BRIEF: From the data that follows, copy every line holding the string "dostavili".

__________________________________________________

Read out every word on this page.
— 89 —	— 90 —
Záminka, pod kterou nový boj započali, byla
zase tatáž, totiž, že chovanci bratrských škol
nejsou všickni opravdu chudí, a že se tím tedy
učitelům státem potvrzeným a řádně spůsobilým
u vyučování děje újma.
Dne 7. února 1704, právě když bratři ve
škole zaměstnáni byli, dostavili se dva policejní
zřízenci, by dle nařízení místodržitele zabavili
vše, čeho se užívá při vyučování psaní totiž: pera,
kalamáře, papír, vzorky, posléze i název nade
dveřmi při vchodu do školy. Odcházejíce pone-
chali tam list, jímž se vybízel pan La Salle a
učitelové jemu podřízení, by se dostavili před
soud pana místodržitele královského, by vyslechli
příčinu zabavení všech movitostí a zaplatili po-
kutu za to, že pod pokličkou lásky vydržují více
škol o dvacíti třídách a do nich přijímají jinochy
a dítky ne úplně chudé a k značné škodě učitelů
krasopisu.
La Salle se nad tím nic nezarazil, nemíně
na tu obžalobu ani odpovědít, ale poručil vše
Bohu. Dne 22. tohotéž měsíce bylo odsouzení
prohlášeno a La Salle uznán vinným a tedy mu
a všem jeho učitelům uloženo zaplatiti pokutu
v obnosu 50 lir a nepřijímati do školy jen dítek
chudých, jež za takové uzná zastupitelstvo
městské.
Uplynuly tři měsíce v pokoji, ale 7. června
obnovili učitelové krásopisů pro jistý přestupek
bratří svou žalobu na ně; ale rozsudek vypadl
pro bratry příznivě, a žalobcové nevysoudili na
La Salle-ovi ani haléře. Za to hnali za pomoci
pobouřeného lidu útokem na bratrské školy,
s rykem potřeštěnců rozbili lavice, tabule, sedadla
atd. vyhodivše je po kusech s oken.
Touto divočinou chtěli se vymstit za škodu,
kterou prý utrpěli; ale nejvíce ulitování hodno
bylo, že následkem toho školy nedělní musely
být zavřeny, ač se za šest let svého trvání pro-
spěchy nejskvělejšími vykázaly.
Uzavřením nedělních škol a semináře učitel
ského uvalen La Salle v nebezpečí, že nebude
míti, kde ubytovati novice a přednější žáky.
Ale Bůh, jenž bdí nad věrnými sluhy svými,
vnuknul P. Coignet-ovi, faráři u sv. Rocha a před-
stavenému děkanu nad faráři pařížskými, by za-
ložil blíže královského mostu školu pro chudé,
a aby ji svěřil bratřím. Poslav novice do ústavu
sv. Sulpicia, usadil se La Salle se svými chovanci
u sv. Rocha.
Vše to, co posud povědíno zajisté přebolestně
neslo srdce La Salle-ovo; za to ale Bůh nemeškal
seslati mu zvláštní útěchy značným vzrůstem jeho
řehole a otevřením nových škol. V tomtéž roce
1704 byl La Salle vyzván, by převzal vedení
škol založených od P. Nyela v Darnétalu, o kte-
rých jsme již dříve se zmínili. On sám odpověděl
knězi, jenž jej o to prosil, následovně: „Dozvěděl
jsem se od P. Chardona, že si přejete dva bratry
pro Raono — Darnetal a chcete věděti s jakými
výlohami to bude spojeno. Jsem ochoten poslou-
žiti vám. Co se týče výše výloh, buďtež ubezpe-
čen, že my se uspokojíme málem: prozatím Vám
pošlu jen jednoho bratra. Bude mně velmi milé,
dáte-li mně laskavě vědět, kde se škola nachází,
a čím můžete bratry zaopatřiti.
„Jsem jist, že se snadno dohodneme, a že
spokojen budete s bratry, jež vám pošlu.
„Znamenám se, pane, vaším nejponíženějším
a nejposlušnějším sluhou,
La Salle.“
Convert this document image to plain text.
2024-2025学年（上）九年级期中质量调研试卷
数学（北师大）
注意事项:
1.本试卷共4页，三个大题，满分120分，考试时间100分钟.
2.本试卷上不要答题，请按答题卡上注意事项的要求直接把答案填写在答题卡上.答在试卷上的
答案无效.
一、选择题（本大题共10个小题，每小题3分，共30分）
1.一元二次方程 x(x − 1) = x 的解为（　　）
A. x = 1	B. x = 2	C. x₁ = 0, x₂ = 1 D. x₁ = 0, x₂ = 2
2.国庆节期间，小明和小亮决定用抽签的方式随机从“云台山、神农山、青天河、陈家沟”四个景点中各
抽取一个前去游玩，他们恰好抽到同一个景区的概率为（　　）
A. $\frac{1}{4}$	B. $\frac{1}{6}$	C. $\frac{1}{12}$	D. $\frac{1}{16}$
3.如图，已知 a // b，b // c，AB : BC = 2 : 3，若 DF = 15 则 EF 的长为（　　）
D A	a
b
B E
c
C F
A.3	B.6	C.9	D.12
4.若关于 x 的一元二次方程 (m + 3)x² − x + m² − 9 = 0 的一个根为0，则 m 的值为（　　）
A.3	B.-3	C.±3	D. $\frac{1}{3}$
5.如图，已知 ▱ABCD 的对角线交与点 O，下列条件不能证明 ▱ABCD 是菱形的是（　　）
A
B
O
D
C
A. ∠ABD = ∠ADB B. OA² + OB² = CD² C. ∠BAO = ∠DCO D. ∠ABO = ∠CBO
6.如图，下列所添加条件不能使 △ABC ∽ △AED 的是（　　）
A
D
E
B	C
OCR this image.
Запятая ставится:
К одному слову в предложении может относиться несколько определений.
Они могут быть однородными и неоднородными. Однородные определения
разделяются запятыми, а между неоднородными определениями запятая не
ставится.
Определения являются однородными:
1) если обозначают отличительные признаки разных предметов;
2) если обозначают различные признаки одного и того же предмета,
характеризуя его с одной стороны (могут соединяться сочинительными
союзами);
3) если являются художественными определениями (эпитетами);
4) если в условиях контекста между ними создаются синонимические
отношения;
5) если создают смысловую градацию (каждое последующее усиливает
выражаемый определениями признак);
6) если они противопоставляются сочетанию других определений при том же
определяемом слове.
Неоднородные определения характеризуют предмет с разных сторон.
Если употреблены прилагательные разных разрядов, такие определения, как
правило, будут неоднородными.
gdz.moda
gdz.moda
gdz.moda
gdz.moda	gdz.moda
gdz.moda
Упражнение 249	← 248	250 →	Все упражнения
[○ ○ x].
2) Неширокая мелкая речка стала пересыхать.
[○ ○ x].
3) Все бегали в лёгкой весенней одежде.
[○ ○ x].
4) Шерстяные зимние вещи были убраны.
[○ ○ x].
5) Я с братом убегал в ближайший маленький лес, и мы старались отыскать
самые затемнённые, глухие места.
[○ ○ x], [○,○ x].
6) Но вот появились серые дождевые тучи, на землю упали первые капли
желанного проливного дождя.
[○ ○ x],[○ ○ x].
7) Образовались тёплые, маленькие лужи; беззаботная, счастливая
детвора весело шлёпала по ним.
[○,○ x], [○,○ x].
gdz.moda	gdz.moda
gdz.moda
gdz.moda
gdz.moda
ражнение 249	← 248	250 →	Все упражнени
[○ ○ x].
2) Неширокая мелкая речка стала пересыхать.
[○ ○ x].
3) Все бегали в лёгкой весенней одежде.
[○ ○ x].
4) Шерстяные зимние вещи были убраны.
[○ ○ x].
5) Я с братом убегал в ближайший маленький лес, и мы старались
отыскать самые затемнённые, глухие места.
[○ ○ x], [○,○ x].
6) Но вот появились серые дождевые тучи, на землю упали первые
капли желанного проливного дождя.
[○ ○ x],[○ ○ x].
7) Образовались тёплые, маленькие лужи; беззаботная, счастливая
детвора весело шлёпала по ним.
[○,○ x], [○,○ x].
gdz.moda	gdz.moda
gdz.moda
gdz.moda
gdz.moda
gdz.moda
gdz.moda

__________________________________________________

EXERCISE ANSWER:
škole zaměstnáni byli, dostavili se dva policejní
učitelové jemu podřízení, by se dostavili před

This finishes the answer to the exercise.